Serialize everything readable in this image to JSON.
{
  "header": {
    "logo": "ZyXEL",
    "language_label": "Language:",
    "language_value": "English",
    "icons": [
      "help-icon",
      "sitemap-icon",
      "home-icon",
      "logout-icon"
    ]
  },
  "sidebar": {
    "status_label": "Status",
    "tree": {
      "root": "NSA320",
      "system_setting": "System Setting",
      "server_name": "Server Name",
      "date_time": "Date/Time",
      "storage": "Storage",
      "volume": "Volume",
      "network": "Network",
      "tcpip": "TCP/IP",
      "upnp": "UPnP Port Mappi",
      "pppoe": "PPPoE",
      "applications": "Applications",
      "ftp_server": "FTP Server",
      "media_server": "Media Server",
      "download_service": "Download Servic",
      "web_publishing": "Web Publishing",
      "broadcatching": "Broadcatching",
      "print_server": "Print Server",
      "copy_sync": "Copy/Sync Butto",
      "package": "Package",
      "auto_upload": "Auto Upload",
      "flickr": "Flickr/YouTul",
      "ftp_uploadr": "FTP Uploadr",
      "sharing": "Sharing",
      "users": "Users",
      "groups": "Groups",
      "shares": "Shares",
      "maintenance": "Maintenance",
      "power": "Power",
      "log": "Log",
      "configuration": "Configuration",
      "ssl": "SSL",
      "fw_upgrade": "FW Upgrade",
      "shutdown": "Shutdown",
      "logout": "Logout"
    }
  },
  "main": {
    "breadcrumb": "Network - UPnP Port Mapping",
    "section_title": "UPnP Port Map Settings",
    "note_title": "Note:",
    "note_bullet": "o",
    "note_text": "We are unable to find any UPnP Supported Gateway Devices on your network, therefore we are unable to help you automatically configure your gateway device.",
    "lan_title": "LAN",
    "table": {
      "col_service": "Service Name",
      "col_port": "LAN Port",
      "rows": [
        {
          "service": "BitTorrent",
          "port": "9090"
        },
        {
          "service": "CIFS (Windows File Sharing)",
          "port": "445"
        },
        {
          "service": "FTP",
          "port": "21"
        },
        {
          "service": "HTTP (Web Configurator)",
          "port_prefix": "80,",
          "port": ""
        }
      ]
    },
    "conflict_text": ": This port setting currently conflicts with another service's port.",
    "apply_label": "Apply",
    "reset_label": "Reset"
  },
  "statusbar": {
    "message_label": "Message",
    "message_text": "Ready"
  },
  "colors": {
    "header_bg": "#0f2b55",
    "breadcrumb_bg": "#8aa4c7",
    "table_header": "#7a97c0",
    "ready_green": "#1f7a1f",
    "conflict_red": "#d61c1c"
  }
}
§ §
Show each line of the listing that holds the string "Sharing".

      "sharing": "Sharing",
          "service": "CIFS (Windows File Sharing)",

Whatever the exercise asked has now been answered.